• Set problem
From the entries that follow, extract each line holding the string "распространения".

• Rows
[start]
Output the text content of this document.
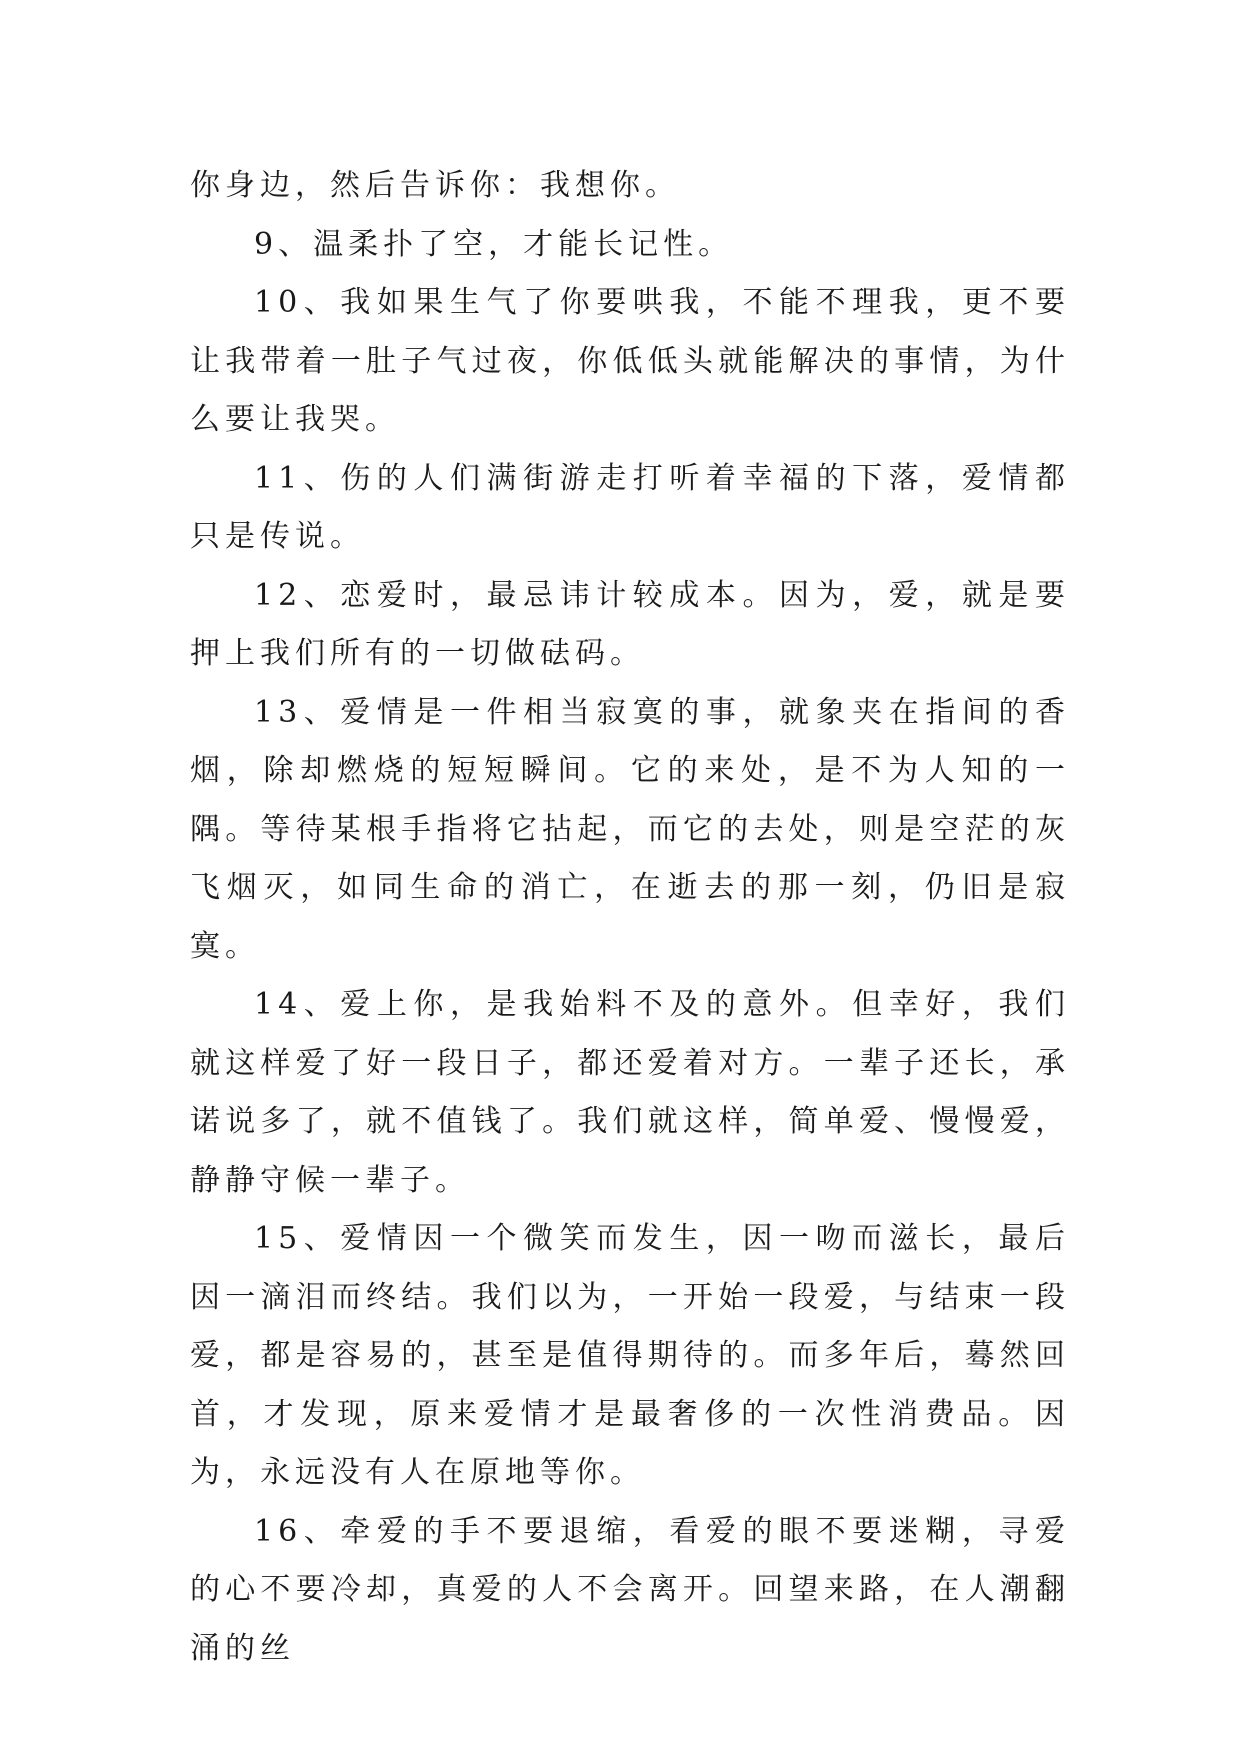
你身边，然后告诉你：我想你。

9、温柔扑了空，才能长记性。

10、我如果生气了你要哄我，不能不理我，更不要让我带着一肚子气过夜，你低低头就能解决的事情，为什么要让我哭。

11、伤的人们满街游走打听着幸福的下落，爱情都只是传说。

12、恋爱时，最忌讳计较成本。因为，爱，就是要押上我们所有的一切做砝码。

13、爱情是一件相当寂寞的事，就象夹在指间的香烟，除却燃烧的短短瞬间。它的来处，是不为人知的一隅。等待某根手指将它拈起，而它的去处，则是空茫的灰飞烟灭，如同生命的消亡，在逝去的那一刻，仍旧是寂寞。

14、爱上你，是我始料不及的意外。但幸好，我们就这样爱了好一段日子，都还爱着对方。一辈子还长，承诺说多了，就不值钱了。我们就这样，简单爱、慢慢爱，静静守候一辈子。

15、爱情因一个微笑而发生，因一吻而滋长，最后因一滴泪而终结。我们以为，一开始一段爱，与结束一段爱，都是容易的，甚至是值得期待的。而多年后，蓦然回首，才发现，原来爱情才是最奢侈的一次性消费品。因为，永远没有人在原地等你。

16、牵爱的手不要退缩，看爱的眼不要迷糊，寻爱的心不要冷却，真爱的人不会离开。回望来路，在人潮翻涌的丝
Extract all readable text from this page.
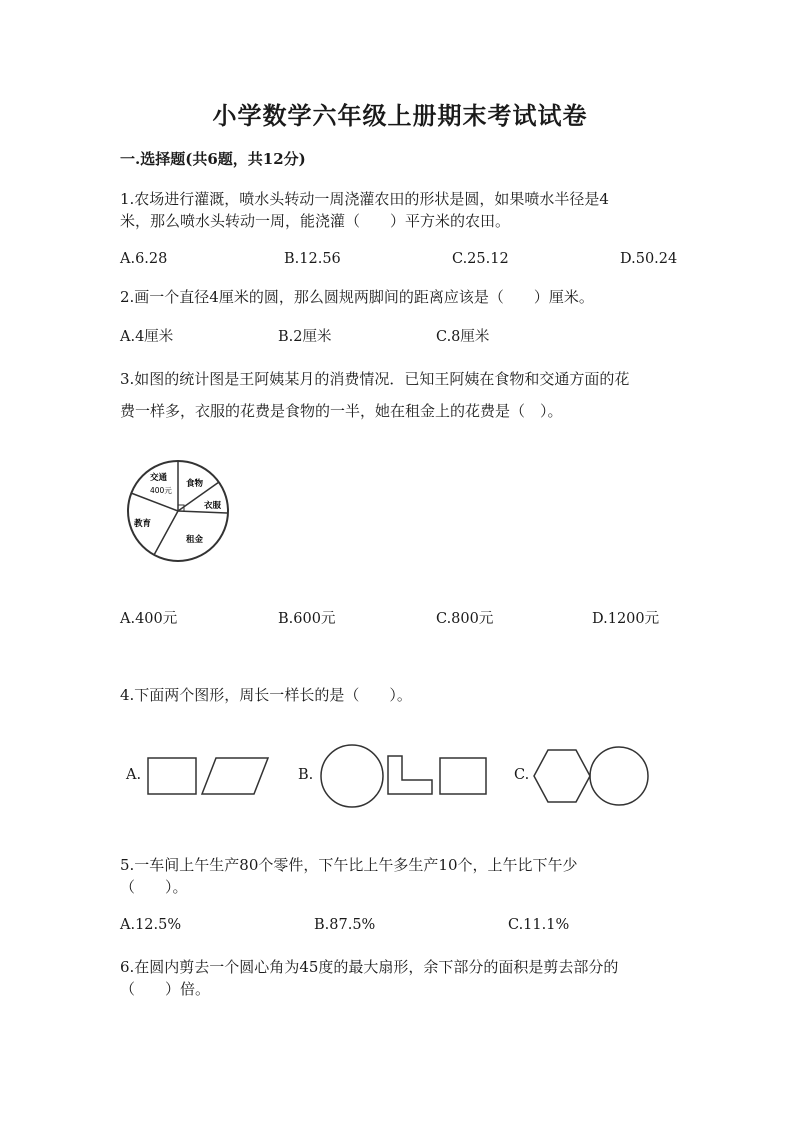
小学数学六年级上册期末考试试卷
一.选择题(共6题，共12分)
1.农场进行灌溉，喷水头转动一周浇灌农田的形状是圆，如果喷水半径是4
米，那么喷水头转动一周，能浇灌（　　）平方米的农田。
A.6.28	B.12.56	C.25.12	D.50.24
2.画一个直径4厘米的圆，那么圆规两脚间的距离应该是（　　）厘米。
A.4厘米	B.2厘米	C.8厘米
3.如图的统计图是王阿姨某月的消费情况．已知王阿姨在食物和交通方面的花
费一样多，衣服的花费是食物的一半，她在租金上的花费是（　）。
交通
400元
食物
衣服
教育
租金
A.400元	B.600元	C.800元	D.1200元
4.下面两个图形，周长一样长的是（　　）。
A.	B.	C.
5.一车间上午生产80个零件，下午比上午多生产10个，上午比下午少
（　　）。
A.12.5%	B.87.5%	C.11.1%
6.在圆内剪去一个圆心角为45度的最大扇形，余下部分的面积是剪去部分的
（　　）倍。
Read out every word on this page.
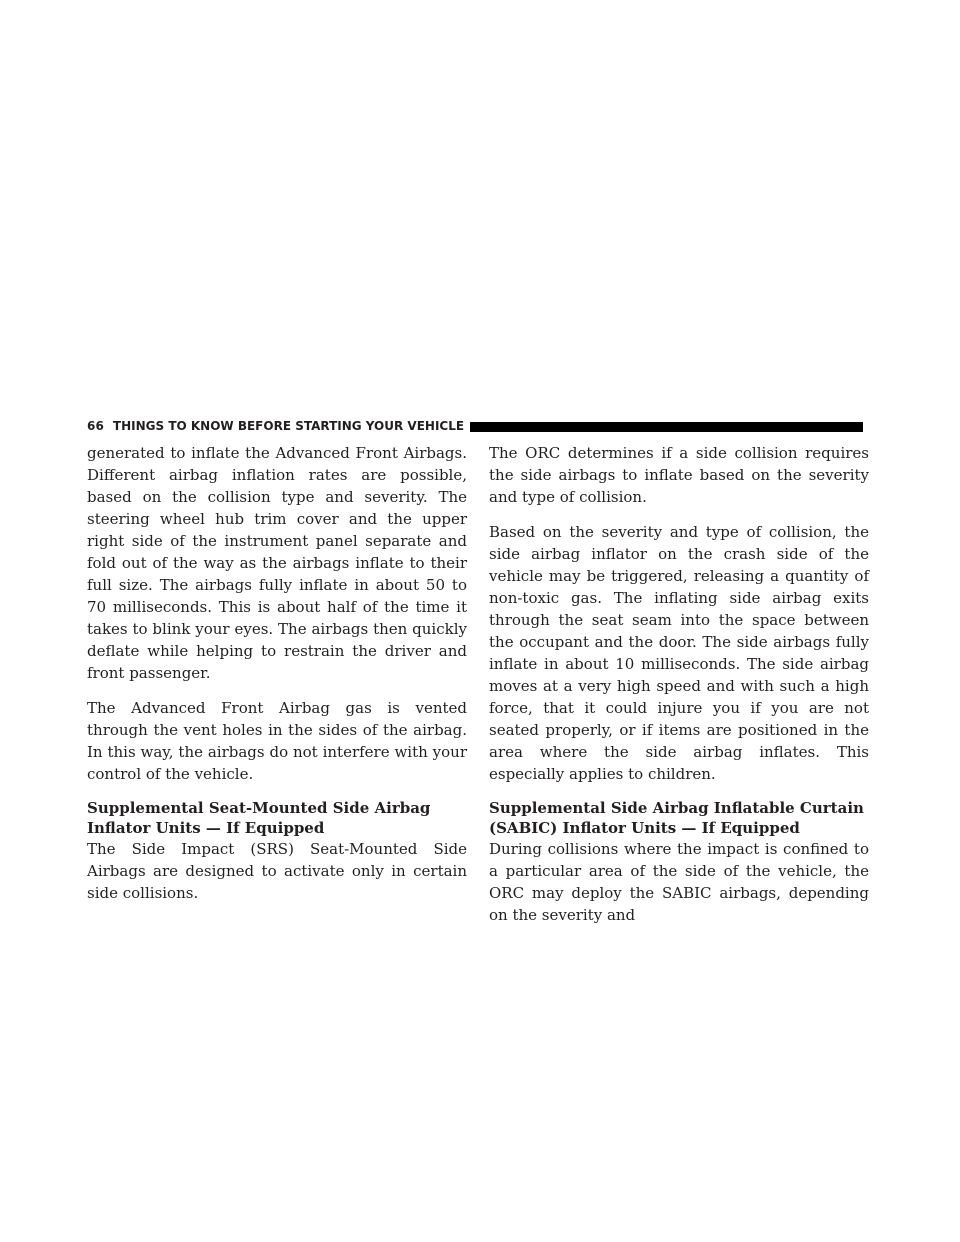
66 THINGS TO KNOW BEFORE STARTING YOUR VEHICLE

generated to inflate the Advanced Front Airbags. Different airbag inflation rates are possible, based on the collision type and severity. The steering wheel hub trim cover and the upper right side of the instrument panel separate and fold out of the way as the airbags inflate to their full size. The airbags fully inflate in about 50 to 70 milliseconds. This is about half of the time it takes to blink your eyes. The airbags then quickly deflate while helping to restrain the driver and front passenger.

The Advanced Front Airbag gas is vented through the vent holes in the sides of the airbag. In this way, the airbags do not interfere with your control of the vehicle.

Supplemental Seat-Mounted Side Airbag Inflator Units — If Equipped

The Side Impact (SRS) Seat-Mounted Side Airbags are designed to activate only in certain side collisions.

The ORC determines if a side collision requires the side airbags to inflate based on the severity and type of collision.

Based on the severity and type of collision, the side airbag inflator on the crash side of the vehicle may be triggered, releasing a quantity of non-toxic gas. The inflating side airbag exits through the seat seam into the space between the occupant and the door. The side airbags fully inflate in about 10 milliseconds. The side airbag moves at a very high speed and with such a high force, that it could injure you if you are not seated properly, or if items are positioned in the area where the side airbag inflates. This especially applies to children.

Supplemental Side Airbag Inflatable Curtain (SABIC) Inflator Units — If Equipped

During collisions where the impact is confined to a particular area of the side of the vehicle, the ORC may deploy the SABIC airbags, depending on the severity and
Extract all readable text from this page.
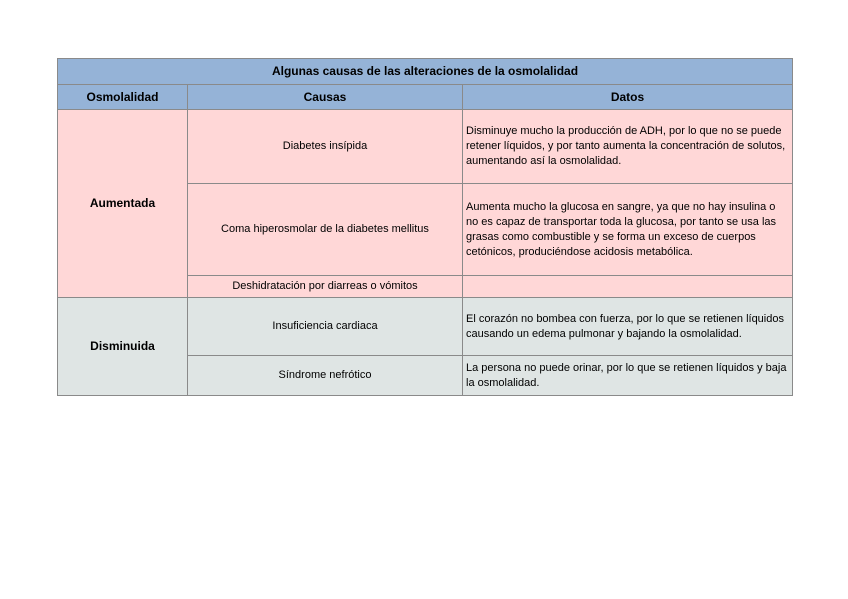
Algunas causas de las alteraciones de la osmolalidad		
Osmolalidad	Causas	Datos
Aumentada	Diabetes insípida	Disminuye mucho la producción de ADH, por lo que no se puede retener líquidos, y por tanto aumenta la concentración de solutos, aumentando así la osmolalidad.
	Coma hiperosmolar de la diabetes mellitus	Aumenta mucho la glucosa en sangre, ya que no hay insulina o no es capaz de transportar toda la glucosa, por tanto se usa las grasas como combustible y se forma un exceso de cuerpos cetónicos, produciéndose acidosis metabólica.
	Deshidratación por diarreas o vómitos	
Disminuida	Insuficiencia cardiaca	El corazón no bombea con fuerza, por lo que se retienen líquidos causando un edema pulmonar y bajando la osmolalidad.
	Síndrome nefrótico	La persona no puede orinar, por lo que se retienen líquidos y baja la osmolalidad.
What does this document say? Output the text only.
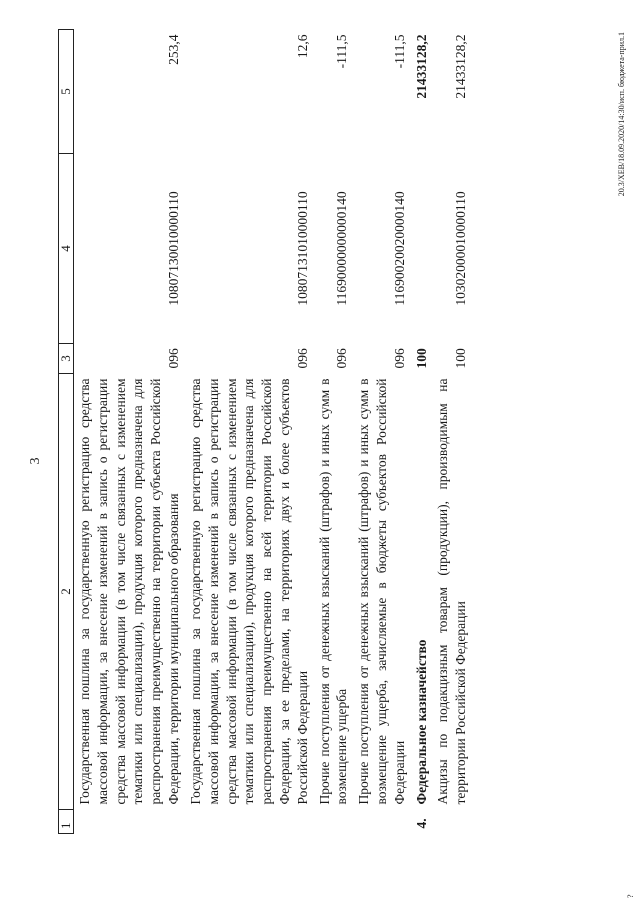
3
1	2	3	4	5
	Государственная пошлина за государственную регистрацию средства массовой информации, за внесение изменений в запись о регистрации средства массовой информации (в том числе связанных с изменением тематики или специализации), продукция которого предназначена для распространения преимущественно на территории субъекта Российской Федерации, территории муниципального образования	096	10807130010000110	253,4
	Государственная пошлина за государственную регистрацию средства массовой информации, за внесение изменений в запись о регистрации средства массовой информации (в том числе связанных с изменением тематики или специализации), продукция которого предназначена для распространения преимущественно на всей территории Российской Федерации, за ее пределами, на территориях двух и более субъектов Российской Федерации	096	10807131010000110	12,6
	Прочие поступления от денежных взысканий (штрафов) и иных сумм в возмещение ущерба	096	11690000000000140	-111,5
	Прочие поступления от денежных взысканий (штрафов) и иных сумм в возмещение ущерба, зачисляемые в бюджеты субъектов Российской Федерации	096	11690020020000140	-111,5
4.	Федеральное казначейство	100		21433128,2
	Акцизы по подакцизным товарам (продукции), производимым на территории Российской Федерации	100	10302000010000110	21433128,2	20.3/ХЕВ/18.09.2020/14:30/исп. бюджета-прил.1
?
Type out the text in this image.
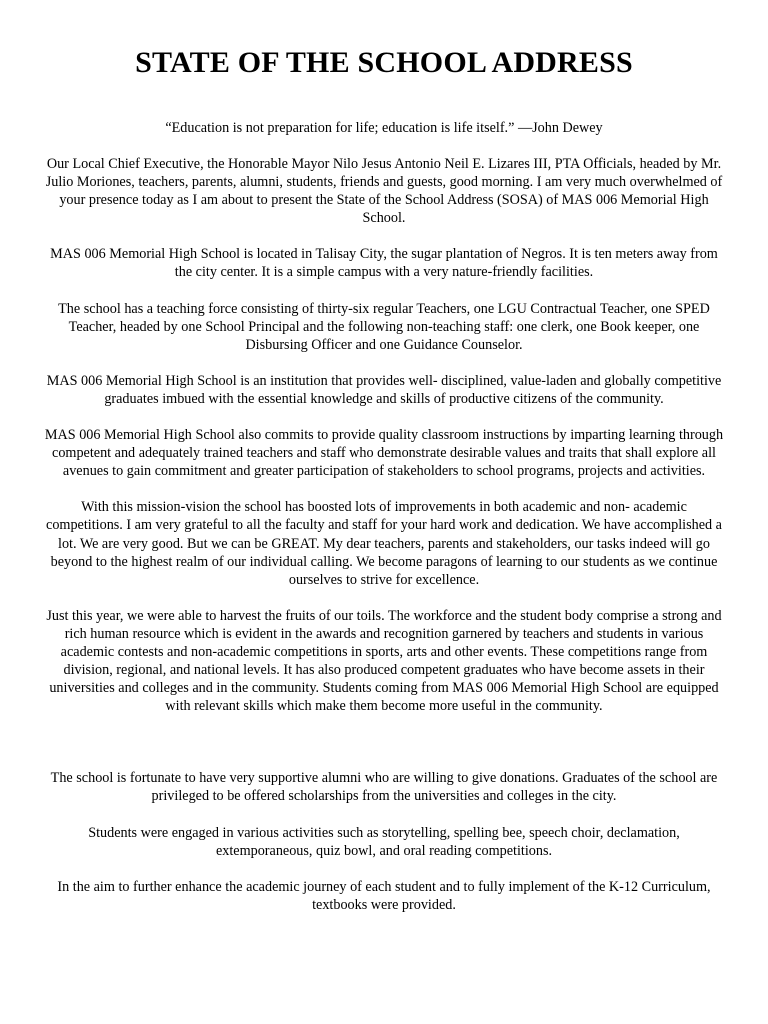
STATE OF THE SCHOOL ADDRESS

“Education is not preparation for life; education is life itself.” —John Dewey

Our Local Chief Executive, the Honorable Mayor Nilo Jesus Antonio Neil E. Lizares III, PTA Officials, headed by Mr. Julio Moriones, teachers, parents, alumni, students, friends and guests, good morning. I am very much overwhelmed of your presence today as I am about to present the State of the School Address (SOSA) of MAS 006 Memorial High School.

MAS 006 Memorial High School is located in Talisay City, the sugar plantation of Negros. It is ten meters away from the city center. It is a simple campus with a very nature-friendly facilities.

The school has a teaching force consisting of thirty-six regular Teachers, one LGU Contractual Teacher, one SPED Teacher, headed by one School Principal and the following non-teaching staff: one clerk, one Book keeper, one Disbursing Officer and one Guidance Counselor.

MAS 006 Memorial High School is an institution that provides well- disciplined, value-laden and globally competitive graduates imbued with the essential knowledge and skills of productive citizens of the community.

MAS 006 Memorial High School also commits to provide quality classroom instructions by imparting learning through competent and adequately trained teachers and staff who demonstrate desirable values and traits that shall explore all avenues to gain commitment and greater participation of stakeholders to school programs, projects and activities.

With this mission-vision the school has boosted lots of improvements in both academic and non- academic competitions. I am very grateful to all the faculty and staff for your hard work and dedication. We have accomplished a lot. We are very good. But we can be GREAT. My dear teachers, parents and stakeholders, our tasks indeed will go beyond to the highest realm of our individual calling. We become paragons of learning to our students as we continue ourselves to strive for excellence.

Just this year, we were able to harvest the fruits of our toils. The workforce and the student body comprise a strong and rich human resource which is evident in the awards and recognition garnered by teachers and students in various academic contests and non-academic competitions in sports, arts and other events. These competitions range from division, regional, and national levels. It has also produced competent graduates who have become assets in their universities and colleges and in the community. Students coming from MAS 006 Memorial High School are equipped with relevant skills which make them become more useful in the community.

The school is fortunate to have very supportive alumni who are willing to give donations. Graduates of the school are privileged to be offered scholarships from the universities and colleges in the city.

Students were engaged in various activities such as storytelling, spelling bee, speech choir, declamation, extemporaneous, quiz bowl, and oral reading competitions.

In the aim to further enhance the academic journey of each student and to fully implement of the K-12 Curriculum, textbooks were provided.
[end]
• Completed exercise
	Государственная пошлина за государственную регистрацию средства массовой информации, за внесение изменений в запись о регистрации средства массовой информации (в том числе связанных с изменением тематики или специализации), продукция которого предназначена для распространения преимущественно на территории субъекта Российской Федерации, территории муниципального образования	096	10807130010000110	253,4
	Государственная пошлина за государственную регистрацию средства массовой информации, за внесение изменений в запись о регистрации средства массовой информации (в том числе связанных с изменением тематики или специализации), продукция которого предназначена для распространения преимущественно на всей территории Российской Федерации, за ее пределами, на территориях двух и более субъектов Российской Федерации	096	10807131010000110	12,6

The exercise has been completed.